• [REQUIRED WORK]: Pick out the lines containing "Aires".

• [EXERCISE DATA]:
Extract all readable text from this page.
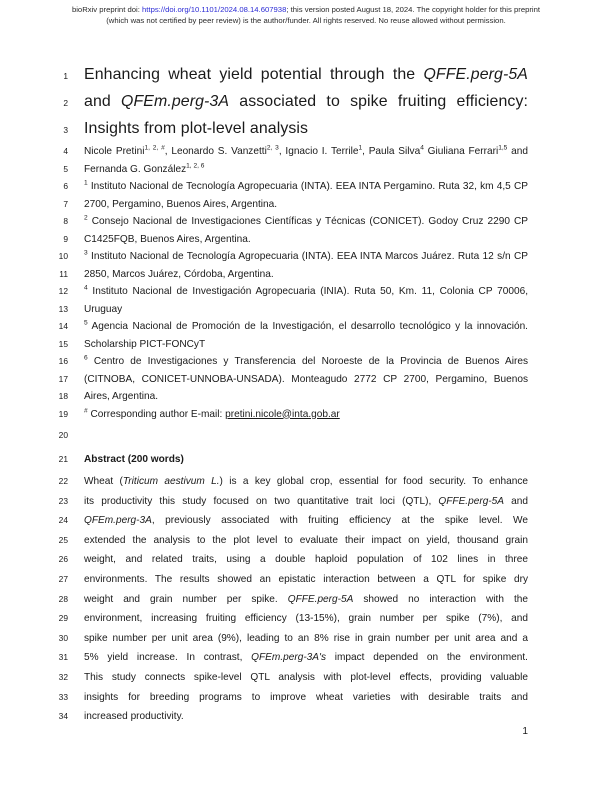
bioRxiv preprint doi: https://doi.org/10.1101/2024.08.14.607938; this version posted August 18, 2024. The copyright holder for this preprint
(which was not certified by peer review) is the author/funder. All rights reserved. No reuse allowed without permission.
1 Enhancing wheat yield potential through the QFFE.perg-5A
2 and QFEm.perg-3A associated to spike fruiting efficiency:
3 Insights from plot-level analysis
4 Nicole Pretini$^{1, 2, \#}$, Leonardo S. Vanzetti$^{2, 3}$, Ignacio I. Terrile$^1$, Paula Silva$^4$ Giuliana Ferrari$^{1,5}$ and
5 Fernanda G. González$^{1, 2, 6}$
6 $^1$ Instituto Nacional de Tecnología Agropecuaria (INTA). EEA INTA Pergamino. Ruta 32, km 4,5 CP
7 2700, Pergamino, Buenos Aires, Argentina.
8 $^2$ Consejo Nacional de Investigaciones Científicas y Técnicas (CONICET). Godoy Cruz 2290 CP
9 C1425FQB, Buenos Aires, Argentina.
10 $^3$ Instituto Nacional de Tecnología Agropecuaria (INTA). EEA INTA Marcos Juárez. Ruta 12 s/n CP
11 2850, Marcos Juárez, Córdoba, Argentina.
12 $^4$ Instituto Nacional de Investigación Agropecuaria (INIA). Ruta 50, Km. 11, Colonia CP 70006,
13 Uruguay
14 $^5$ Agencia Nacional de Promoción de la Investigación, el desarrollo tecnológico y la innovación.
15 Scholarship PICT-FONCyT
16 $^6$ Centro de Investigaciones y Transferencia del Noroeste de la Provincia de Buenos Aires
17 (CITNOBA, CONICET-UNNOBA-UNSADA). Monteagudo 2772 CP 2700, Pergamino, Buenos
18 Aires, Argentina.
19 # Corresponding author E-mail: pretini.nicole@inta.gob.ar
20
21 Abstract (200 words)
22 Wheat (Triticum aestivum L.) is a key global crop, essential for food security. To enhance
23 its productivity this study focused on two quantitative trait loci (QTL), QFFE.perg-5A and
24 QFEm.perg-3A, previously associated with fruiting efficiency at the spike level. We
25 extended the analysis to the plot level to evaluate their impact on yield, thousand grain
26 weight, and related traits, using a double haploid population of 102 lines in three
27 environments. The results showed an epistatic interaction between a QTL for spike dry
28 weight and grain number per spike. QFFE.perg-5A showed no interaction with the
29 environment, increasing fruiting efficiency (13-15%), grain number per spike (7%), and
30 spike number per unit area (9%), leading to an 8% rise in grain number per unit area and a
31 5% yield increase. In contrast, QFEm.perg-3A's impact depended on the environment.
32 This study connects spike-level QTL analysis with plot-level effects, providing valuable
33 insights for breeding programs to improve wheat varieties with desirable traits and
34 increased productivity.
1
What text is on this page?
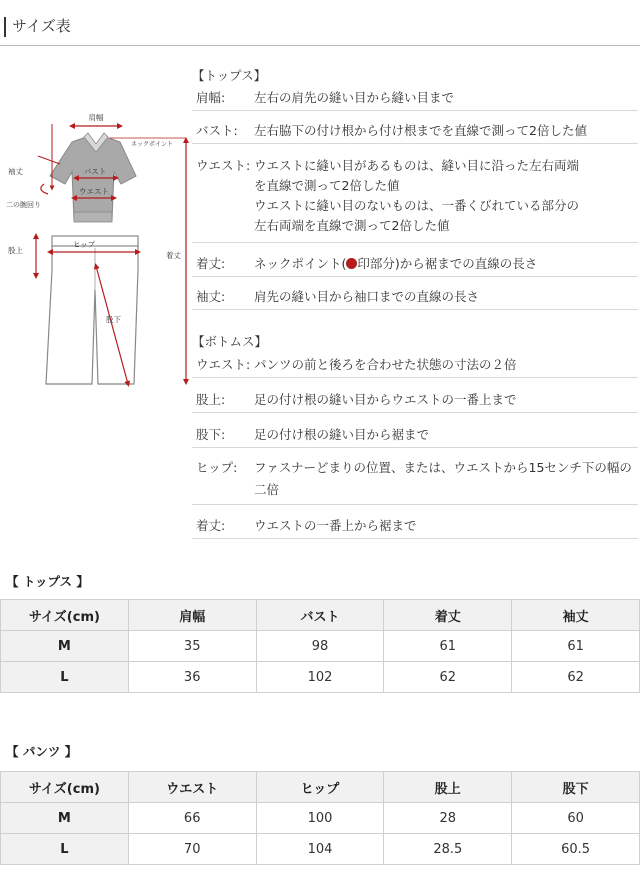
サイズ表
肩幅
ネックポイント
袖丈	バスト
ウエスト
二の腕回り
股上
ヒップ
着丈
股下
【トップス】
肩幅: 左右の肩先の縫い目から縫い目まで
バスト: 左右脇下の付け根から付け根までを直線で測って2倍した値
ウエスト: ウエストに縫い目があるものは、縫い目に沿った左右両端
を直線で測って2倍した値
ウエストに縫い目のないものは、一番くびれている部分の
左右両端を直線で測って2倍した値
着丈: ネックポイント( 印部分)から裾までの直線の長さ
袖丈: 肩先の縫い目から袖口までの直線の長さ
【ボトムス】
ウエスト: パンツの前と後ろを合わせた状態の寸法の２倍
股上: 足の付け根の縫い目からウエストの一番上まで
股下: 足の付け根の縫い目から裾まで
ヒップ: ファスナーどまりの位置、または、ウエストから15センチ下の幅の
二倍
着丈: ウエストの一番上から裾まで
【 トップス 】
サイズ(cm)	肩幅	バスト	着丈	袖丈
M	35	98	61	61
L	36	102	62	62
【 パンツ 】
サイズ(cm)	ウエスト	ヒップ	股上	股下
M	66	100	28	60
L	70	104	28.5	60.5
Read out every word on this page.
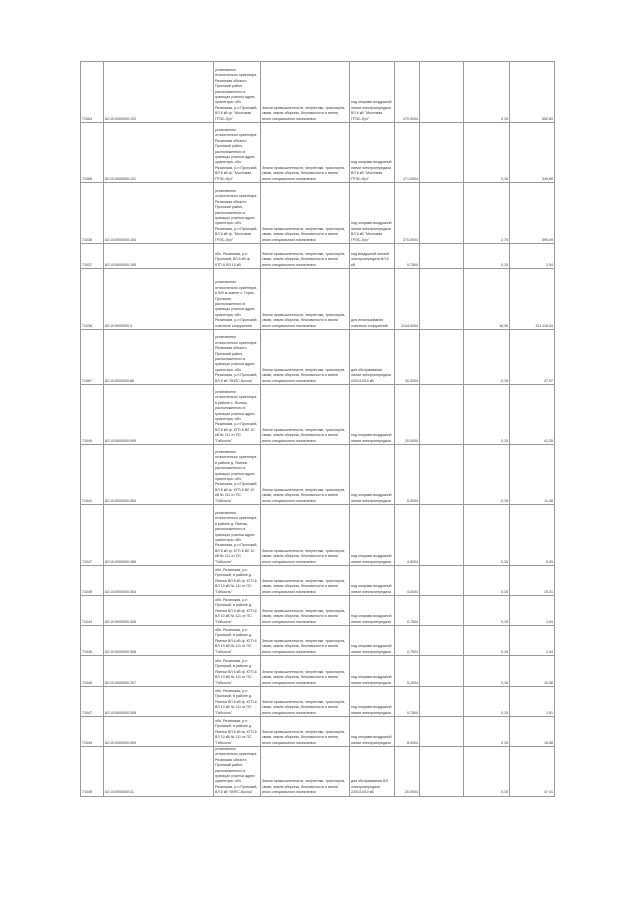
71064	62:10:0000000:102	установлено относительно ориентира Рязанская область Пронский район, расположенного в границах участка адрес ориентира: обл. Рязанская, р-н Пронский, ВЛ 6 кВ ф. "Мостовая ГРЭС-Луч"	Земли промышленности, энергетики, транспорта, связи, земли обороны, безопасности и земли иного специального назначения	под опорами воздушной линии электропередачи ВЛ 6 кВ "Мостовая ГРЭС-Луч"	270,0004		0,15	552,84
71065	62:10:0000000:101	установлено относительно ориентира Рязанская область Пронский район, расположенного в границах участка адрес ориентира: обл. Рязанская, р-н Пронский, ВЛ 6 кВ ф. "Мостовая ГРЭС-Луч"	Земли промышленности, энергетики, транспорта, связи, земли обороны, безопасности и земли иного специального назначения	под опорами воздушной линии электропередачи ВЛ 6 кВ "Мостовая ГРЭС-Луч"	171,0004		0,15	349,89
71036	62:10:0000000:164	установлено относительно ориентира Рязанская область Пронский район, расположенного в границах участка адрес ориентира: обл. Рязанская, р-н Пронский, ВЛ 6 кВ ф. "Мостовая ГРЭС-Луч"	Земли промышленности, энергетики, транспорта, связи, земли обороны, безопасности и земли иного специального назначения	под опорами воздушной линии электропередачи ВЛ 6 кВ "Мостовая ГРЭС-Луч"	270,0004		2,75	595,09
71037	62:10:0000000:165	обл. Рязанская, р-н Пронский, ВЛ 6 кВ ф. КТП-6 ВЛ 10 кВ	Земли промышленности, энергетики, транспорта, связи, земли обороны, безопасности и земли иного специального назначения	под воздушной линией электропередачи ВЛ 6 кВ	0,7504		0,15	1,54
71038	62:10:0000000:3	установлено относительно ориентира в 540 м южнее с. Горки-Пронские, расположенного в границах участка адрес ориентира: обл. Рязанская, р-н Пронский, очистные сооружения	Земли промышленности, энергетики, транспорта, связи, земли обороны, безопасности и земли иного специального назначения	для использования очистных сооружений	2144,0004		18,36	121 118,04
71067	62:10:0000000:86	установлено относительно ориентира Рязанская область Пронский район, расположенного в границах участка адрес ориентира: обл. Рязанская, р-н Пронский, ВЛ 6 кВ "КНПС-Бычок"	Земли промышленности, энергетики, транспорта, связи, земли обороны, безопасности и земли иного специального назначения	для обслуживания линии электропередачи 220/110/10 кВ	30,0004		0,15	47,97
71049	62:10:0000000:999	установлено относительно ориентира в районе с. Ясенки, расположенного в границах участка адрес ориентира: обл. Рязанская, р-н Пронский, ВЛ 6 кВ ф. КТП-6 ВЛ 10 кВ № 111 от ПС "Гибкость"	Земли промышленности, энергетики, транспорта, связи, земли обороны, безопасности и земли иного специального назначения	под опорами воздушной линии электропередачи	20,0004		0,15	41,25
71041	62:10:0000000:364	установлено относительно ориентира в районе д. Ясенки, расположенного в границах участка адрес ориентира: обл. Рязанская, р-н Пронский, ВЛ 6 кВ ф. КТП-6 ВЛ 10 кВ № 111 от ПС "Гибкость"	Земли промышленности, энергетики, транспорта, связи, земли обороны, безопасности и земли иного специального назначения	под опорами воздушной линии электропередачи	5,0004		0,15	11,48
71047	62:10:0000000:365	установлено относительно ориентира в районе д. Ясенки, расположенного в границах участка адрес ориентира: обл. Рязанская, р-н Пронский, ВЛ 6 кВ ф. КТП-6 ВЛ 10 кВ № 111 от ПС "Гибкость"	Земли промышленности, энергетики, транспорта, связи, земли обороны, безопасности и земли иного специального назначения	под опорами воздушной линии электропередачи	4,5004		0,15	5,09
71049	62:10:0000000:304	обл. Рязанская, р-н Пронский, в районе д. Ясенки ВЛ 6 кВ ф. КТП-6 ВЛ 10 кВ № 111 от ПС "Гибкость"	Земли промышленности, энергетики, транспорта, связи, земли обороны, безопасности и земли иного специального назначения	под опорами воздушной линии электропередачи	4,0004		0,15	10,31
71044	62:10:0000000:305	обл. Рязанская, р-н Пронский, в районе д. Ясенки ВЛ 6 кВ ф. КТП-6 ВЛ 10 кВ № 111 от ПС "Гибкость"	Земли промышленности, энергетики, транспорта, связи, земли обороны, безопасности и земли иного специального назначения	под опорами воздушной линии электропередачи	0,7504		0,15	1,54
71045	62:10:0000000:306	обл. Рязанская, р-н Пронский, в районе д. Ясенки ВЛ 6 кВ ф. КТП-6 ВЛ 10 кВ № 111 от ПС "Гибкость"	Земли промышленности, энергетики, транспорта, связи, земли обороны, безопасности и земли иного специального назначения	под опорами воздушной линии электропередачи	0,7504		0,15	1,54
71046	62:10:0000000:307	обл. Рязанская, р-н Пронский, в районе д. Ясенки ВЛ 6 кВ ф. КТП-6 ВЛ 10 кВ № 111 от ПС "Гибкость"	Земли промышленности, энергетики, транспорта, связи, земли обороны, безопасности и земли иного специального назначения	под опорами воздушной линии электропередачи	5,1004		0,15	10,56
71047	62:10:0000000:308	обл. Рязанская, р-н Пронский, в районе д. Ясенки ВЛ 6 кВ ф. КТП-6 ВЛ 10 кВ № 111 от ПС "Гибкость"	Земли промышленности, энергетики, транспорта, связи, земли обороны, безопасности и земли иного специального назначения	под опорами воздушной линии электропередачи	0,7504		0,15	1,51
71049	62:10:0000000:309	обл. Рязанская, р-н Пронский, в районе д. Ясенки ВЛ 6 кВ ф. КТП-6 ВЛ 10 кВ № 111 от ПС "Гибкость"	Земли промышленности, энергетики, транспорта, связи, земли обороны, безопасности и земли иного специального назначения	под опорами воздушной линии электропередачи	8,0004		0,15	16,88
71049	62:10:0000000:31	установлено относительно ориентира Рязанская область Пронский район, расположенного в границах участка адрес ориентира: обл. Рязанская, р-н Пронский, ВЛ 6 кВ "КНПС-Бычок"	Земли промышленности, энергетики, транспорта, связи, земли обороны, безопасности и земли иного специального назначения	для обслуживания ВЛ электропередачи 220/110/10 кВ	20,0004		0,15	47,41
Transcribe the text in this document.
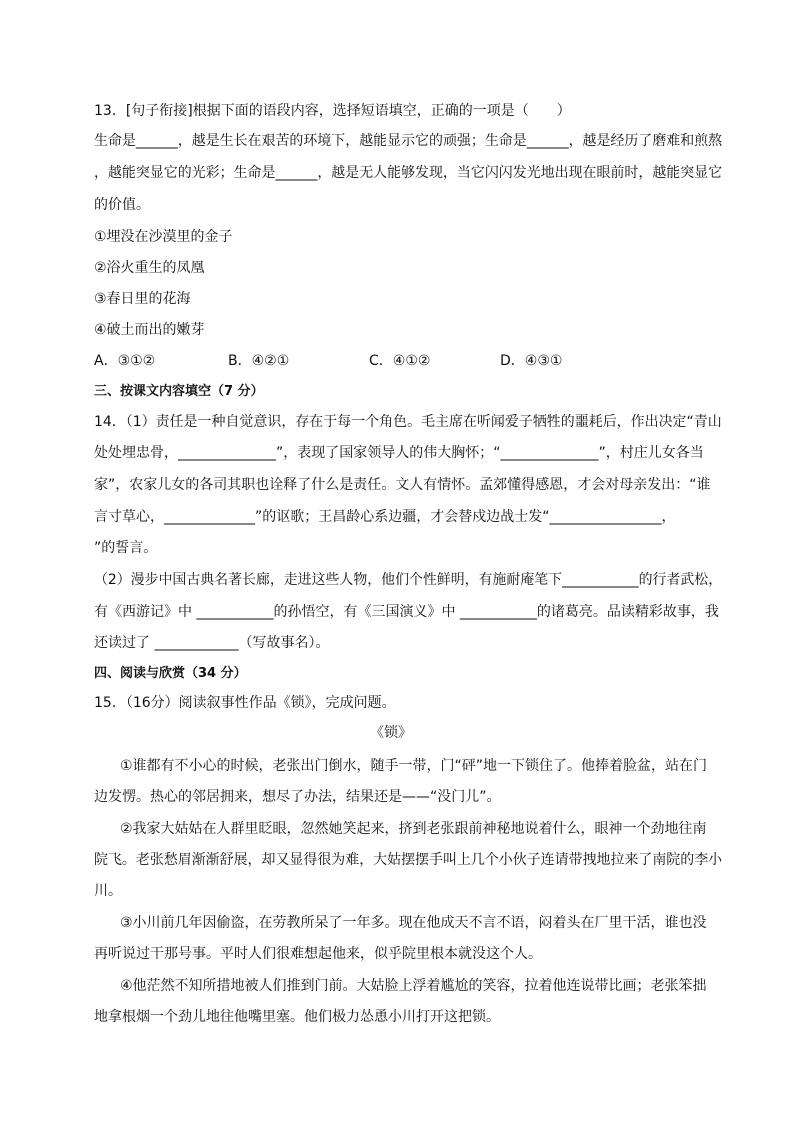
13．[句子衔接]根据下面的语段内容，选择短语填空，正确的一项是（　　）
生命是______，越是生长在艰苦的环境下，越能显示它的顽强；生命是______，越是经历了磨难和煎熬
，越能突显它的光彩；生命是______，越是无人能够发现，当它闪闪发光地出现在眼前时，越能突显它
的价值。
①埋没在沙漠里的金子
②浴火重生的凤凰
③春日里的花海
④破土而出的嫩芽
A．③①②	B．④②①	C．④①②	D．④③①
三、按课文内容填空（7 分）
14．（1）责任是一种自觉意识，存在于每一个角色。毛主席在听闻爱子牺牲的噩耗后，作出决定“青山
处处埋忠骨，______________”，表现了国家领导人的伟大胸怀；“______________”，村庄儿女各当
家”，农家儿女的各司其职也诠释了什么是责任。文人有情怀。孟郊懂得感恩，才会对母亲发出：“谁
言寸草心，_____________”的讴歌；王昌龄心系边疆，才会替戍边战士发“________________，
”的誓言。
（2）漫步中国古典名著长廊，走进这些人物，他们个性鲜明，有施耐庵笔下___________的行者武松，
有《西游记》中 ___________的孙悟空，有《三国演义》中 ___________的诸葛亮。品读精彩故事，我
还读过了 ____________（写故事名）。
四、阅读与欣赏（34 分）
15．（16分）阅读叙事性作品《锁》，完成问题。
《锁》
①谁都有不小心的时候，老张出门倒水，随手一带，门“砰”地一下锁住了。他捧着脸盆，站在门
边发愣。热心的邻居拥来，想尽了办法，结果还是——“没门儿”。
②我家大姑姑在人群里眨眼，忽然她笑起来，挤到老张跟前神秘地说着什么，眼神一个劲地往南
院飞。老张愁眉渐渐舒展，却又显得很为难，大姑摆摆手叫上几个小伙子连请带拽地拉来了南院的李小
川。
③小川前几年因偷盗，在劳教所呆了一年多。现在他成天不言不语，闷着头在厂里干活，谁也没
再听说过干那号事。平时人们很难想起他来，似乎院里根本就没这个人。
④他茫然不知所措地被人们推到门前。大姑脸上浮着尴尬的笑容，拉着他连说带比画；老张笨拙
地拿根烟一个劲儿地往他嘴里塞。他们极力怂恿小川打开这把锁。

• [FULL ANSWER]:
7 2700, Pergamino, Buenos Aires, Argentina.
9 C1425FQB, Buenos Aires, Argentina.
16 $^6$ Centro de Investigaciones y Transferencia del Noroeste de la Provincia de Buenos Aires
18 Aires, Argentina.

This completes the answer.